**Exercise objective:** Restate the entries word for word, omitting nothing.
────────
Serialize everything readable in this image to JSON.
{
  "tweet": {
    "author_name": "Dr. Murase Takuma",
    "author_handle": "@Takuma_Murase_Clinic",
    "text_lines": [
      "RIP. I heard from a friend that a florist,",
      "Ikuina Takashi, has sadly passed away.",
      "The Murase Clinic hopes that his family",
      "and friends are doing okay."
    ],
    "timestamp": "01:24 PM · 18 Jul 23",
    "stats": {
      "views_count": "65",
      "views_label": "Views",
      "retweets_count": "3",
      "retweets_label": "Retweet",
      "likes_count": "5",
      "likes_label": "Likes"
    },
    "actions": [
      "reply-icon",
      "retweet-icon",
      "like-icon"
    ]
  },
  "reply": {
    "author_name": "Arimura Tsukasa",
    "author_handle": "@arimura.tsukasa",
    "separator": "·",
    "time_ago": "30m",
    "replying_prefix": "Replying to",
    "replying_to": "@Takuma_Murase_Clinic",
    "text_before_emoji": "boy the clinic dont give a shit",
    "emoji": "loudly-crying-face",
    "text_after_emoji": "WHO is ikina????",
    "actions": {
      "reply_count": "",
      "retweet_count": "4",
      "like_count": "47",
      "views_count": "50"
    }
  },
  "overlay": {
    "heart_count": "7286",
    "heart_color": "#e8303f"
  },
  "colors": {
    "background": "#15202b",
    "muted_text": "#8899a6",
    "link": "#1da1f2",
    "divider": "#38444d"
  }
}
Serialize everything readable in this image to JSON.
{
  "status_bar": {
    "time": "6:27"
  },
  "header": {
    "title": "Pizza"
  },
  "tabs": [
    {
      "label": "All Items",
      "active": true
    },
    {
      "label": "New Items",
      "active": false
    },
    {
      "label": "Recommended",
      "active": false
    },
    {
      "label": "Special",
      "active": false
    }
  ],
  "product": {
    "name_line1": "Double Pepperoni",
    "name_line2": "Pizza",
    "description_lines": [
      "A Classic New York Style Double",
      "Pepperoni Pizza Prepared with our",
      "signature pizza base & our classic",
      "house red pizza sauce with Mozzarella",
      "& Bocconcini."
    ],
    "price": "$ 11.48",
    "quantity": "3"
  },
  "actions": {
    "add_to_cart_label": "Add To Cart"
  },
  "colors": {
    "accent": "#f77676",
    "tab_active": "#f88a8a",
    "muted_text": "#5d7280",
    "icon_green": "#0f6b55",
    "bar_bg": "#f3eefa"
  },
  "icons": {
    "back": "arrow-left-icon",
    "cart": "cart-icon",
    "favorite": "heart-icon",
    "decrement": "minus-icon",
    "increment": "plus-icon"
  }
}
────────
**Result for this task:**
Serialize everything readable in this image to JSON.
{
  "tweet": {
    "author_name": "Dr. Murase Takuma",
    "author_handle": "@Takuma_Murase_Clinic",
    "text_lines": [
      "RIP. I heard from a friend that a florist,",
      "Ikuina Takashi, has sadly passed away.",
      "The Murase Clinic hopes that his family",
      "and friends are doing okay."
    ],
    "timestamp": "01:24 PM · 18 Jul 23",
    "stats": {
      "views_count": "65",
      "views_label": "Views",
      "retweets_count": "3",
      "retweets_label": "Retweet",
      "likes_count": "5",
      "likes_label": "Likes"
    },
    "actions": [
      "reply-icon",
      "retweet-icon",
      "like-icon"
    ]
  },
  "reply": {
    "author_name": "Arimura Tsukasa",
    "author_handle": "@arimura.tsukasa",
    "separator": "·",
    "time_ago": "30m",
    "replying_prefix": "Replying to",
    "replying_to": "@Takuma_Murase_Clinic",
    "text_before_emoji": "boy the clinic dont give a shit",
    "emoji": "loudly-crying-face",
    "text_after_emoji": "WHO is ikina????",
    "actions": {
      "reply_count": "",
      "retweet_count": "4",
      "like_count": "47",
      "views_count": "50"
    }
  },
  "overlay": {
    "heart_count": "7286",
    "heart_color": "#e8303f"
  },
  "colors": {
    "background": "#15202b",
    "muted_text": "#8899a6",
    "link": "#1da1f2",
    "divider": "#38444d"
  }
}
Serialize everything readable in this image to JSON.
{
  "status_bar": {
    "time": "6:27"
  },
  "header": {
    "title": "Pizza"
  },
  "tabs": [
    {
      "label": "All Items",
      "active": true
    },
    {
      "label": "New Items",
      "active": false
    },
    {
      "label": "Recommended",
      "active": false
    },
    {
      "label": "Special",
      "active": false
    }
  ],
  "product": {
    "name_line1": "Double Pepperoni",
    "name_line2": "Pizza",
    "description_lines": [
      "A Classic New York Style Double",
      "Pepperoni Pizza Prepared with our",
      "signature pizza base & our classic",
      "house red pizza sauce with Mozzarella",
      "& Bocconcini."
    ],
    "price": "$ 11.48",
    "quantity": "3"
  },
  "actions": {
    "add_to_cart_label": "Add To Cart"
  },
  "colors": {
    "accent": "#f77676",
    "tab_active": "#f88a8a",
    "muted_text": "#5d7280",
    "icon_green": "#0f6b55",
    "bar_bg": "#f3eefa"
  },
  "icons": {
    "back": "arrow-left-icon",
    "cart": "cart-icon",
    "favorite": "heart-icon",
    "decrement": "minus-icon",
    "increment": "plus-icon"
  }
}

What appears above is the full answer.